=== What you are asked to do ===
Quote the records that follow in full and exactly; leave out the pictures.

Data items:
────────────────────────────────────────

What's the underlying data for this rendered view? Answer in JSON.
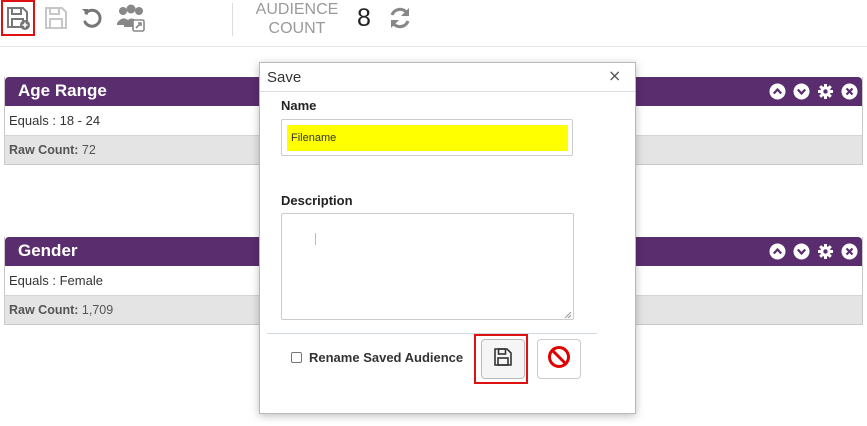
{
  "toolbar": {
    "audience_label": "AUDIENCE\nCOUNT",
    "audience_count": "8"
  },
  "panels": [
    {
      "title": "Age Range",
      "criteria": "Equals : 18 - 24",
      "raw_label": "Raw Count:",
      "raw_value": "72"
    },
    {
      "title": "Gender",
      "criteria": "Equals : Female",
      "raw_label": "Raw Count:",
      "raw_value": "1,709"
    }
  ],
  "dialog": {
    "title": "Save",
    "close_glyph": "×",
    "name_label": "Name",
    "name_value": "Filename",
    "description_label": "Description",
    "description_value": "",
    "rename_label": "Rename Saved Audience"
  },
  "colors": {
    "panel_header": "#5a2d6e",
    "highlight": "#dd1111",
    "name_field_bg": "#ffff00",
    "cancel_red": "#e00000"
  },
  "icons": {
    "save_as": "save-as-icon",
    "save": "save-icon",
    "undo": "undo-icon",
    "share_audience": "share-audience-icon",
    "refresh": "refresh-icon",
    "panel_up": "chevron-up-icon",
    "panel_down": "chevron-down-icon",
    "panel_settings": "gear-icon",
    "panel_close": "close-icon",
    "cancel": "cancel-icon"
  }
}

────────────────────────────────────────

=== Final result ===
What's the underlying data for this rendered view? Answer in JSON.
{
  "toolbar": {
    "audience_label": "AUDIENCE\nCOUNT",
    "audience_count": "8"
  },
  "panels": [
    {
      "title": "Age Range",
      "criteria": "Equals : 18 - 24",
      "raw_label": "Raw Count:",
      "raw_value": "72"
    },
    {
      "title": "Gender",
      "criteria": "Equals : Female",
      "raw_label": "Raw Count:",
      "raw_value": "1,709"
    }
  ],
  "dialog": {
    "title": "Save",
    "close_glyph": "×",
    "name_label": "Name",
    "name_value": "Filename",
    "description_label": "Description",
    "description_value": "",
    "rename_label": "Rename Saved Audience"
  },
  "colors": {
    "panel_header": "#5a2d6e",
    "highlight": "#dd1111",
    "name_field_bg": "#ffff00",
    "cancel_red": "#e00000"
  },
  "icons": {
    "save_as": "save-as-icon",
    "save": "save-icon",
    "undo": "undo-icon",
    "share_audience": "share-audience-icon",
    "refresh": "refresh-icon",
    "panel_up": "chevron-up-icon",
    "panel_down": "chevron-down-icon",
    "panel_settings": "gear-icon",
    "panel_close": "close-icon",
    "cancel": "cancel-icon"
  }
}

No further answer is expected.